Aim
Collect every line of the entries that contains the string "重拳击飞".

····················

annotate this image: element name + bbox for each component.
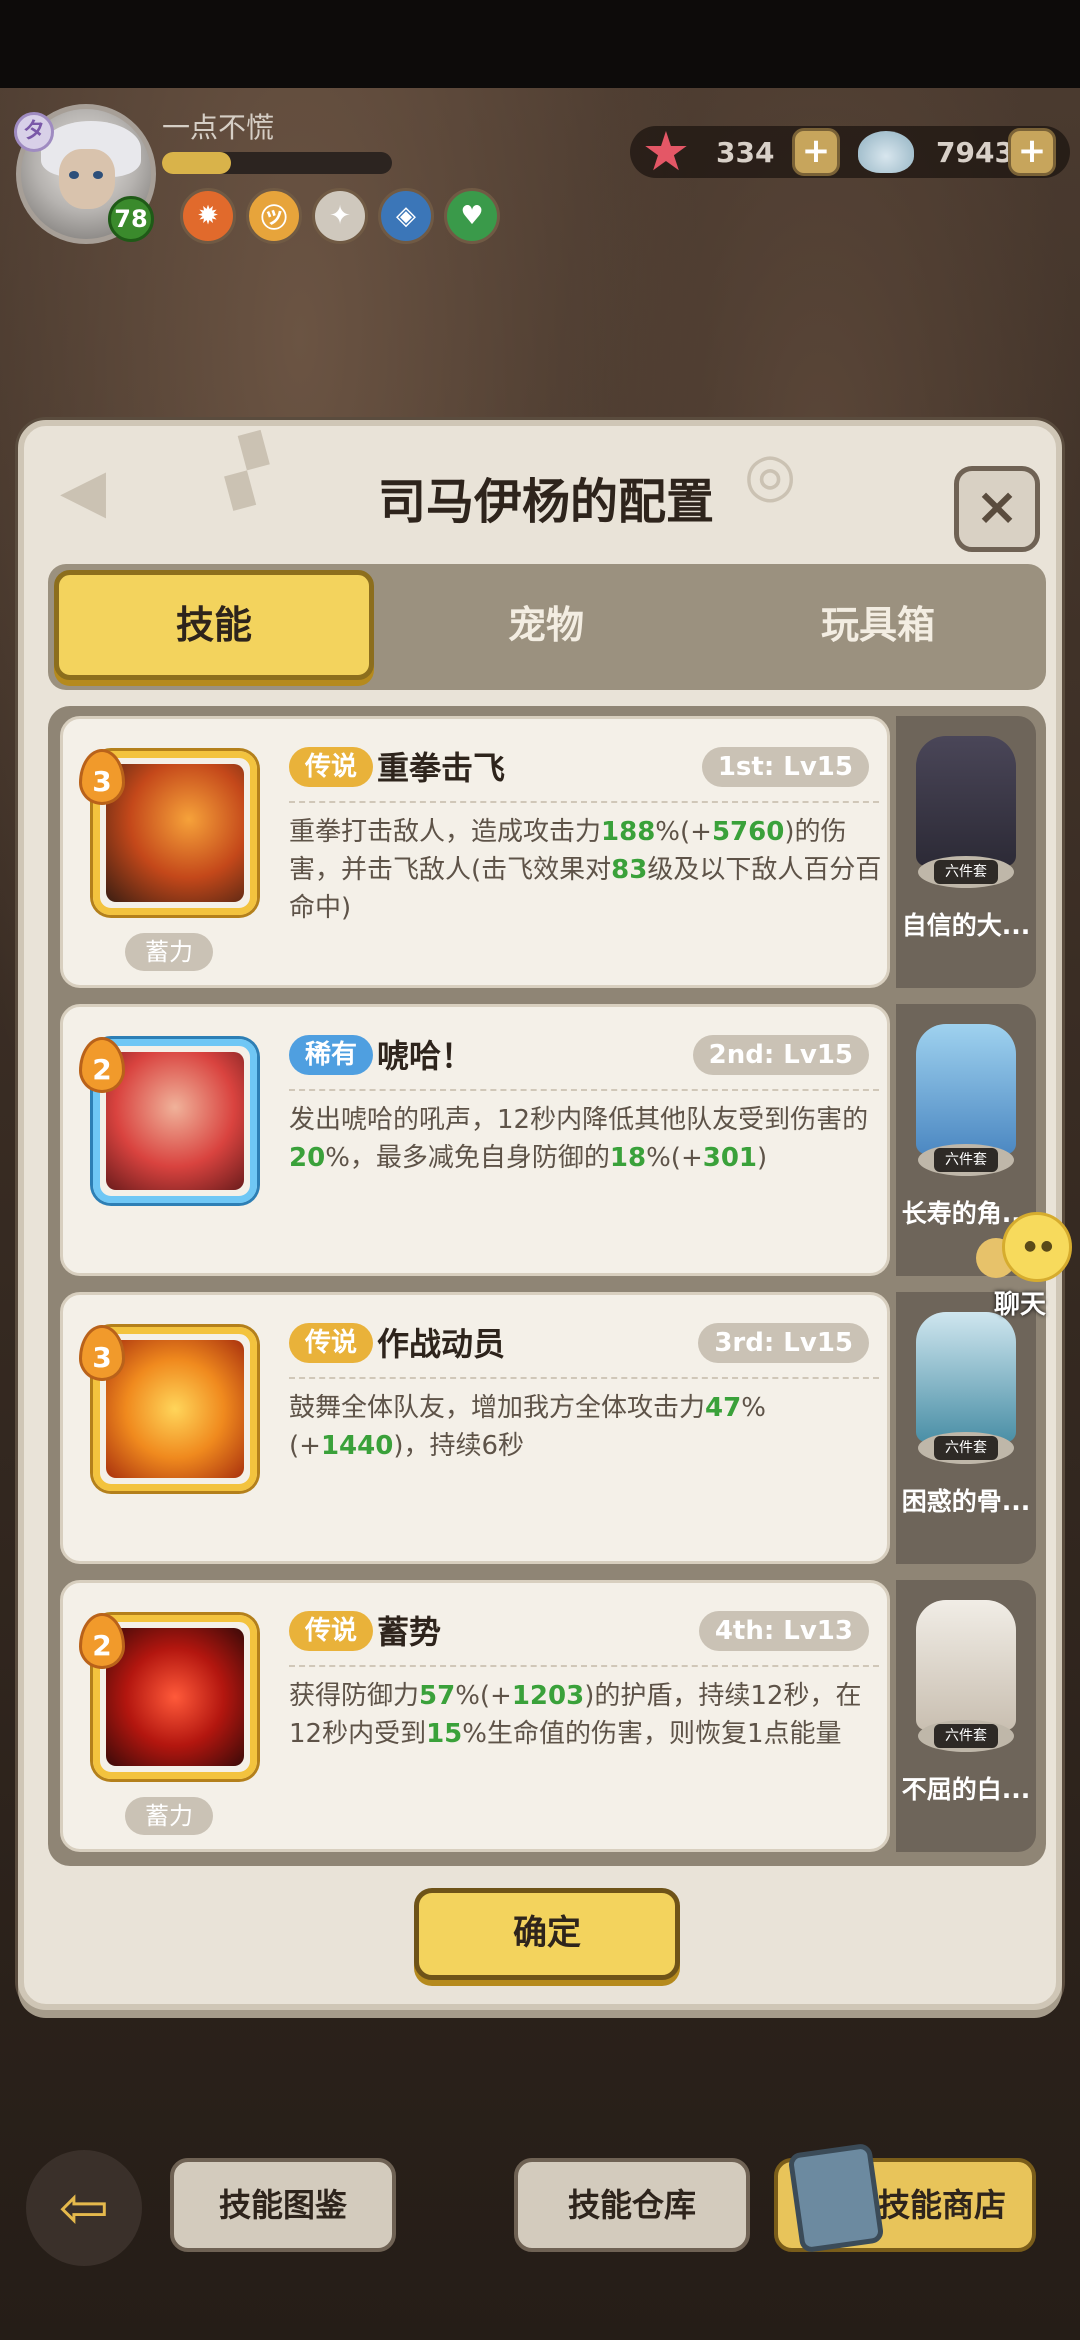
exp-bar — [162, 152, 392, 174]
chat-button[interactable]: ● ● 聊天 — [972, 1212, 1080, 1322]
tab-toybox[interactable]: 玩具箱 — [718, 570, 1038, 680]
skill-shop-label: 技能商店 — [877, 2186, 1006, 2224]
skill-description: 重拳打击敌人，造成攻击力188%(+5760)的伤害，并击飞敌人(击飞效果对83… — [289, 817, 882, 923]
charge-tag: 蓄力 — [125, 933, 213, 971]
rarity-badge: 传说 — [289, 1323, 374, 1363]
sheep-pet-icon — [916, 1600, 1016, 1730]
dragon-pet-icon — [916, 1312, 1016, 1442]
status-bar — [0, 0, 1080, 88]
set-tag: 六件套 — [934, 860, 998, 884]
starfish-icon: ★ — [641, 120, 691, 183]
rarity-badge: 传说 — [289, 1611, 374, 1651]
tab-skills[interactable]: 技能 — [54, 570, 374, 680]
add-starfish-button[interactable]: + — [792, 128, 840, 176]
rarity-badge: 稀有 — [289, 1035, 374, 1075]
set-tag: 六件套 — [934, 1148, 998, 1172]
back-arrow-icon: ⇦ — [58, 2173, 110, 2243]
pet-slot[interactable]: 六件套 自信的大... — [896, 716, 1036, 988]
skill-catalog-button[interactable]: 技能图鉴 — [170, 2158, 396, 2252]
starfish-currency: ★ 334 — [638, 120, 775, 183]
set-tag: 六件套 — [934, 1724, 998, 1748]
skill-list: 3 蓄力 传说 重拳击飞 1st: Lv15 重拳打击敌人，造成攻击力188%(… — [48, 706, 1046, 1866]
skill-description: 发出唬哈的吼声，12秒内降低其他队友受到伤害的20%，最多减免自身防御的18%(… — [289, 1105, 869, 1173]
divider — [289, 1089, 879, 1091]
skill-card[interactable]: 2 蓄力 传说 蓄势 4th: Lv13 获得防御力57%(+1203)的护盾，… — [60, 1580, 890, 1852]
whale-pet-icon — [916, 1024, 1016, 1154]
skill-name: 唬哈！ — [377, 1037, 474, 1075]
divider — [289, 1377, 879, 1379]
back-button[interactable]: ⇦ — [26, 2150, 142, 2266]
coin-rank-icon[interactable]: ㋡ — [246, 188, 302, 244]
fire-rank-icon[interactable]: ✹ — [180, 188, 236, 244]
shell-currency: 7943 — [858, 122, 1014, 182]
dialog-title: 司马伊杨的配置 — [377, 474, 714, 530]
shell-count: 7943 — [936, 135, 1014, 169]
slot-level: 2nd: Lv15 — [692, 1035, 869, 1075]
pet-name: 困惑的骨... — [901, 1487, 1031, 1516]
rarity-badge: 传说 — [289, 747, 374, 787]
pet-name: 自信的大... — [901, 911, 1031, 940]
skill-card[interactable]: 2 稀有 唬哈！ 2nd: Lv15 发出唬哈的吼声，12秒内降低其他队友受到伤… — [60, 1004, 890, 1276]
confirm-button[interactable]: 确定 — [414, 1888, 680, 1980]
heart-rank-icon[interactable]: ♥ — [444, 188, 500, 244]
skill-description: 获得防御力57%(+1203)的护盾，持续12秒，在12秒内受到15%生命值的伤… — [289, 1681, 862, 1749]
player-name: 一点不慌 — [162, 111, 275, 144]
shell-icon — [858, 131, 914, 173]
set-tag: 六件套 — [934, 1436, 998, 1460]
slot-level: 1st: Lv15 — [701, 747, 869, 787]
pet-name: 不屈的白... — [901, 1775, 1031, 1804]
skill-name: 重拳击飞 — [377, 749, 506, 787]
shop-icon — [787, 2142, 885, 2254]
shield-rank-icon[interactable]: ◈ — [378, 188, 434, 244]
tab-bar: 技能 宠物 玩具箱 — [48, 564, 1046, 690]
config-dialog: ◀ ▞ ◎ 司马伊杨的配置 × 技能 宠物 玩具箱 3 蓄力 传说 重拳击飞 1… — [18, 420, 1062, 2010]
gear-rank-icon[interactable]: ✦ — [312, 188, 368, 244]
chat-label: 聊天 — [994, 1290, 1047, 1320]
skill-description: 鼓舞全体队友，增加我方全体攻击力47%(+1440)，持续6秒 — [289, 1393, 766, 1461]
pet-slot[interactable]: 六件套 困惑的骨... — [896, 1292, 1036, 1564]
add-shell-button[interactable]: + — [1008, 128, 1056, 176]
divider — [289, 801, 879, 803]
rank-icons: ✹ ㋡ ✦ ◈ ♥ — [180, 188, 500, 250]
slot-level: 3rd: Lv15 — [698, 1323, 869, 1363]
charge-tag: 蓄力 — [125, 1797, 213, 1835]
close-button[interactable]: × — [954, 466, 1040, 552]
level-badge: 78 — [108, 196, 154, 242]
skill-card[interactable]: 3 蓄力 传说 重拳击飞 1st: Lv15 重拳打击敌人，造成攻击力188%(… — [60, 716, 890, 988]
skill-shop-button[interactable]: 技能商店 — [774, 2142, 1036, 2254]
exp-bar-fill — [162, 152, 231, 174]
skill-card[interactable]: 3 传说 作战动员 3rd: Lv15 鼓舞全体队友，增加我方全体攻击力47%(… — [60, 1292, 890, 1564]
starfish-count: 334 — [716, 135, 775, 169]
divider — [289, 1665, 879, 1667]
skill-warehouse-button[interactable]: 技能仓库 — [514, 2158, 750, 2252]
tab-pets[interactable]: 宠物 — [386, 570, 706, 680]
slot-level: 4th: Lv13 — [698, 1611, 869, 1651]
goat-pet-icon — [916, 736, 1016, 866]
profile-badge-icon: タ — [14, 112, 54, 152]
skill-name: 作战动员 — [377, 1325, 506, 1363]
skill-name: 蓄势 — [377, 1613, 442, 1651]
pet-slot[interactable]: 六件套 不屈的白... — [896, 1580, 1036, 1852]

····················

The reply
skill-list: 3 蓄力 传说 重拳击飞 1st: Lv15 重拳打击敌人，造成攻击力188%(… — [48, 706, 1046, 1866]
skill-name: 重拳击飞 — [377, 749, 506, 787]
config-dialog: ◀ ▞ ◎ 司马伊杨的配置 × 技能 宠物 玩具箱 3 蓄力 传说 重拳击飞 1… — [18, 420, 1062, 2010]
skill-card[interactable]: 3 蓄力 传说 重拳击飞 1st: Lv15 重拳打击敌人，造成攻击力188%(… — [60, 716, 890, 988]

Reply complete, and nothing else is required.